» WHAT YOU NEED TO DO
Your job is to restate each entry word for word.

○ ○ ○ ○ ○

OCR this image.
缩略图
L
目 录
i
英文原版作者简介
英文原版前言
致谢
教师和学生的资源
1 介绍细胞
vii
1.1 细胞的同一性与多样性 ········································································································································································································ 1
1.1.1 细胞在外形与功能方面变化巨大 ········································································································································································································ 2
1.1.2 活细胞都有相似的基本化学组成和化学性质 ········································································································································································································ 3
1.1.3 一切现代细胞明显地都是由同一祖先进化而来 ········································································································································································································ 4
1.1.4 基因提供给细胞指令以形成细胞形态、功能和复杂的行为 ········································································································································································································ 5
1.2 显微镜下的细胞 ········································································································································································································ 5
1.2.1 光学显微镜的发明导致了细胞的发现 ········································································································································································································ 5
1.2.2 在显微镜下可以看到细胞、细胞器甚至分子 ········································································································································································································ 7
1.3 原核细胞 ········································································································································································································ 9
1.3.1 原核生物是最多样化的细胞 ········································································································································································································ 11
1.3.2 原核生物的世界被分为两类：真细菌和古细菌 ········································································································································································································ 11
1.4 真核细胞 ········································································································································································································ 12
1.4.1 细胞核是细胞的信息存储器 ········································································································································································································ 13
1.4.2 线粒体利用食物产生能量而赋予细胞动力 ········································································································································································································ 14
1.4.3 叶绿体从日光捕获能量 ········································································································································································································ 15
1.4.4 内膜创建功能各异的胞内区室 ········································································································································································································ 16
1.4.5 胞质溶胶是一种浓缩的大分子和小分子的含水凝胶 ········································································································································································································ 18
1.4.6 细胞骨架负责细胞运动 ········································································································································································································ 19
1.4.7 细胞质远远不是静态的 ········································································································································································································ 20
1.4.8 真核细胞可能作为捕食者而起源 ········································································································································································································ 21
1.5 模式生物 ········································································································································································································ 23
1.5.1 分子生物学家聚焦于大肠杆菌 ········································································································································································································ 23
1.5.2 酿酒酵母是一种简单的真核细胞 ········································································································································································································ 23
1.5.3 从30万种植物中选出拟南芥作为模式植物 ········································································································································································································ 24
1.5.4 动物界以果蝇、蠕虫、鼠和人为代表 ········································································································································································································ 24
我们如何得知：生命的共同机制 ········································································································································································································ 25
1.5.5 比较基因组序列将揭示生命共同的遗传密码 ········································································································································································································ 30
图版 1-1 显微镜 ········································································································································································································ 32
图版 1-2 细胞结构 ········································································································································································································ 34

○ ○ ○ ○ ○

» RESULT FOR THIS TASK
OCR this image.
缩略图
L
目 录
i
英文原版作者简介
英文原版前言
致谢
教师和学生的资源
1 介绍细胞
vii
1.1 细胞的同一性与多样性 ········································································································································································································ 1
1.1.1 细胞在外形与功能方面变化巨大 ········································································································································································································ 2
1.1.2 活细胞都有相似的基本化学组成和化学性质 ········································································································································································································ 3
1.1.3 一切现代细胞明显地都是由同一祖先进化而来 ········································································································································································································ 4
1.1.4 基因提供给细胞指令以形成细胞形态、功能和复杂的行为 ········································································································································································································ 5
1.2 显微镜下的细胞 ········································································································································································································ 5
1.2.1 光学显微镜的发明导致了细胞的发现 ········································································································································································································ 5
1.2.2 在显微镜下可以看到细胞、细胞器甚至分子 ········································································································································································································ 7
1.3 原核细胞 ········································································································································································································ 9
1.3.1 原核生物是最多样化的细胞 ········································································································································································································ 11
1.3.2 原核生物的世界被分为两类：真细菌和古细菌 ········································································································································································································ 11
1.4 真核细胞 ········································································································································································································ 12
1.4.1 细胞核是细胞的信息存储器 ········································································································································································································ 13
1.4.2 线粒体利用食物产生能量而赋予细胞动力 ········································································································································································································ 14
1.4.3 叶绿体从日光捕获能量 ········································································································································································································ 15
1.4.4 内膜创建功能各异的胞内区室 ········································································································································································································ 16
1.4.5 胞质溶胶是一种浓缩的大分子和小分子的含水凝胶 ········································································································································································································ 18
1.4.6 细胞骨架负责细胞运动 ········································································································································································································ 19
1.4.7 细胞质远远不是静态的 ········································································································································································································ 20
1.4.8 真核细胞可能作为捕食者而起源 ········································································································································································································ 21
1.5 模式生物 ········································································································································································································ 23
1.5.1 分子生物学家聚焦于大肠杆菌 ········································································································································································································ 23
1.5.2 酿酒酵母是一种简单的真核细胞 ········································································································································································································ 23
1.5.3 从30万种植物中选出拟南芥作为模式植物 ········································································································································································································ 24
1.5.4 动物界以果蝇、蠕虫、鼠和人为代表 ········································································································································································································ 24
我们如何得知：生命的共同机制 ········································································································································································································ 25
1.5.5 比较基因组序列将揭示生命共同的遗传密码 ········································································································································································································ 30
图版 1-1 显微镜 ········································································································································································································ 32
图版 1-2 细胞结构 ········································································································································································································ 34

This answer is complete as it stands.